* Directions for this task
Look through the data below and return each line where "poodle" appears.

━━━━━ Provided records ━━━━━

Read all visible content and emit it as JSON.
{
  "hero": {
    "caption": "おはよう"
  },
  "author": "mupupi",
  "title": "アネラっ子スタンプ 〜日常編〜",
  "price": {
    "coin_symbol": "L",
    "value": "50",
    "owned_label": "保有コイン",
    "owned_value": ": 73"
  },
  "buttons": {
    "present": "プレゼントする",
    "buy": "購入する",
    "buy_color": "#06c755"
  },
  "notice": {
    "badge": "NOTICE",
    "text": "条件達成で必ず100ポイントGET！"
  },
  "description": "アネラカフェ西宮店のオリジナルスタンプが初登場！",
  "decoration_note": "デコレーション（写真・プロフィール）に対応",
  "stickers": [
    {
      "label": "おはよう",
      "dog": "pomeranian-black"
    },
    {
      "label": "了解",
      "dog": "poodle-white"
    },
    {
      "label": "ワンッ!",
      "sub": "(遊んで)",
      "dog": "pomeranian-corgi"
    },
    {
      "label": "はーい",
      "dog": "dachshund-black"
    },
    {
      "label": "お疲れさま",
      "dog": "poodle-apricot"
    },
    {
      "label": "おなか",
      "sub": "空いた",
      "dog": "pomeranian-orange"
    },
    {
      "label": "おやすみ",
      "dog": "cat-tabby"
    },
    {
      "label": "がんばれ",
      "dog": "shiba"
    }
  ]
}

━━━━━

* Exercise response
      "dog": "poodle-white"
      "dog": "poodle-apricot"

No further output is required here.